§ Prompt: Transcribe the records in full, keeping every character as it is.

§ Figure record listings:

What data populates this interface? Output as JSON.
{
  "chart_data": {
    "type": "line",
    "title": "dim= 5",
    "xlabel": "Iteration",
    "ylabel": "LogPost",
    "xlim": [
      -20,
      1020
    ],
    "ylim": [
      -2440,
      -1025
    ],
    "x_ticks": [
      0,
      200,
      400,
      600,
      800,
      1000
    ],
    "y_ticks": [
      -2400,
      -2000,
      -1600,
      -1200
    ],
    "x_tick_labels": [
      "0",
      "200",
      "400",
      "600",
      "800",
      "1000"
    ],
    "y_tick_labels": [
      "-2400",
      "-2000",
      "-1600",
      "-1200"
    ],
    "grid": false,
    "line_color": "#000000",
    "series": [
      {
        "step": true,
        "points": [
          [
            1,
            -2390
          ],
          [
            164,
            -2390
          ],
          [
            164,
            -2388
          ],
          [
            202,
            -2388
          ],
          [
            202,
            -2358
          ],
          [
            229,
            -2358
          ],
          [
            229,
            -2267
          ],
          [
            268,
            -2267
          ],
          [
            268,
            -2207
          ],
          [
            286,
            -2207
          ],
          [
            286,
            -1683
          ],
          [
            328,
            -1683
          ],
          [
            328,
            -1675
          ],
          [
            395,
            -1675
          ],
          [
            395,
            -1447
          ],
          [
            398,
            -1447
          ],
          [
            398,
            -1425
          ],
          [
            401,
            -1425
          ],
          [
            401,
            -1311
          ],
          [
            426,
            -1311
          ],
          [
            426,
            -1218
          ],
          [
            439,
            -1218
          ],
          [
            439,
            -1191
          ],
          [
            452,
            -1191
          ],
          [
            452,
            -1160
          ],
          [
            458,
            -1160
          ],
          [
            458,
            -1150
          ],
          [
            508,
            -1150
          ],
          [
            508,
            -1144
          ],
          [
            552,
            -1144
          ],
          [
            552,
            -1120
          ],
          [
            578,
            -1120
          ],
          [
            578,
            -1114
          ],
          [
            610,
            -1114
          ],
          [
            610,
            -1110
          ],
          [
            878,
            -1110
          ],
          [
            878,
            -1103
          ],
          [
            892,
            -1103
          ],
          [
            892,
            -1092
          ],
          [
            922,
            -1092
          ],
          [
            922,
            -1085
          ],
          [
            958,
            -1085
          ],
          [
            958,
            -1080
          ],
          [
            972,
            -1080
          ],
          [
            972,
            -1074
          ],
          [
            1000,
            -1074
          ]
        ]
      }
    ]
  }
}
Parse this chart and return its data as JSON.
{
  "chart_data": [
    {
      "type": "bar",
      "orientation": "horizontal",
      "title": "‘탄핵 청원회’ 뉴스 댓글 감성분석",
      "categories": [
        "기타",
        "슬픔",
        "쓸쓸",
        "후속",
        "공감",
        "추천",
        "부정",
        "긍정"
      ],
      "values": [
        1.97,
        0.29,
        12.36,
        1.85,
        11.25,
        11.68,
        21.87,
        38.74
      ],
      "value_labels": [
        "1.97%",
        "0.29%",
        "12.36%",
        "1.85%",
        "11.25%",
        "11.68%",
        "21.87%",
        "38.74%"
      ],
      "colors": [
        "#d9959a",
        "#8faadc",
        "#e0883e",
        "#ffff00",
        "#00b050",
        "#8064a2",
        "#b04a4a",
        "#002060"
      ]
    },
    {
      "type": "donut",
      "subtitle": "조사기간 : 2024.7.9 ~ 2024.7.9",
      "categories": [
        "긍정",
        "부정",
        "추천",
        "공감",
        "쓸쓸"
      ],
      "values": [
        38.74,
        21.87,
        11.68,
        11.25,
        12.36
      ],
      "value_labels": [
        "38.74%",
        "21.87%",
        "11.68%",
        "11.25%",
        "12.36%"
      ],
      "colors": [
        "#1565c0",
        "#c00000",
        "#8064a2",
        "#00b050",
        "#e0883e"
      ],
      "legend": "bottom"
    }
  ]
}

§ Output:
What data populates this interface? Output as JSON.
{
  "chart_data": {
    "type": "line",
    "title": "dim= 5",
    "xlabel": "Iteration",
    "ylabel": "LogPost",
    "xlim": [
      -20,
      1020
    ],
    "ylim": [
      -2440,
      -1025
    ],
    "x_ticks": [
      0,
      200,
      400,
      600,
      800,
      1000
    ],
    "y_ticks": [
      -2400,
      -2000,
      -1600,
      -1200
    ],
    "x_tick_labels": [
      "0",
      "200",
      "400",
      "600",
      "800",
      "1000"
    ],
    "y_tick_labels": [
      "-2400",
      "-2000",
      "-1600",
      "-1200"
    ],
    "grid": false,
    "line_color": "#000000",
    "series": [
      {
        "step": true,
        "points": [
          [
            1,
            -2390
          ],
          [
            164,
            -2390
          ],
          [
            164,
            -2388
          ],
          [
            202,
            -2388
          ],
          [
            202,
            -2358
          ],
          [
            229,
            -2358
          ],
          [
            229,
            -2267
          ],
          [
            268,
            -2267
          ],
          [
            268,
            -2207
          ],
          [
            286,
            -2207
          ],
          [
            286,
            -1683
          ],
          [
            328,
            -1683
          ],
          [
            328,
            -1675
          ],
          [
            395,
            -1675
          ],
          [
            395,
            -1447
          ],
          [
            398,
            -1447
          ],
          [
            398,
            -1425
          ],
          [
            401,
            -1425
          ],
          [
            401,
            -1311
          ],
          [
            426,
            -1311
          ],
          [
            426,
            -1218
          ],
          [
            439,
            -1218
          ],
          [
            439,
            -1191
          ],
          [
            452,
            -1191
          ],
          [
            452,
            -1160
          ],
          [
            458,
            -1160
          ],
          [
            458,
            -1150
          ],
          [
            508,
            -1150
          ],
          [
            508,
            -1144
          ],
          [
            552,
            -1144
          ],
          [
            552,
            -1120
          ],
          [
            578,
            -1120
          ],
          [
            578,
            -1114
          ],
          [
            610,
            -1114
          ],
          [
            610,
            -1110
          ],
          [
            878,
            -1110
          ],
          [
            878,
            -1103
          ],
          [
            892,
            -1103
          ],
          [
            892,
            -1092
          ],
          [
            922,
            -1092
          ],
          [
            922,
            -1085
          ],
          [
            958,
            -1085
          ],
          [
            958,
            -1080
          ],
          [
            972,
            -1080
          ],
          [
            972,
            -1074
          ],
          [
            1000,
            -1074
          ]
        ]
      }
    ]
  }
}
Parse this chart and return its data as JSON.
{
  "chart_data": [
    {
      "type": "bar",
      "orientation": "horizontal",
      "title": "‘탄핵 청원회’ 뉴스 댓글 감성분석",
      "categories": [
        "기타",
        "슬픔",
        "쓸쓸",
        "후속",
        "공감",
        "추천",
        "부정",
        "긍정"
      ],
      "values": [
        1.97,
        0.29,
        12.36,
        1.85,
        11.25,
        11.68,
        21.87,
        38.74
      ],
      "value_labels": [
        "1.97%",
        "0.29%",
        "12.36%",
        "1.85%",
        "11.25%",
        "11.68%",
        "21.87%",
        "38.74%"
      ],
      "colors": [
        "#d9959a",
        "#8faadc",
        "#e0883e",
        "#ffff00",
        "#00b050",
        "#8064a2",
        "#b04a4a",
        "#002060"
      ]
    },
    {
      "type": "donut",
      "subtitle": "조사기간 : 2024.7.9 ~ 2024.7.9",
      "categories": [
        "긍정",
        "부정",
        "추천",
        "공감",
        "쓸쓸"
      ],
      "values": [
        38.74,
        21.87,
        11.68,
        11.25,
        12.36
      ],
      "value_labels": [
        "38.74%",
        "21.87%",
        "11.68%",
        "11.25%",
        "12.36%"
      ],
      "colors": [
        "#1565c0",
        "#c00000",
        "#8064a2",
        "#00b050",
        "#e0883e"
      ],
      "legend": "bottom"
    }
  ]
}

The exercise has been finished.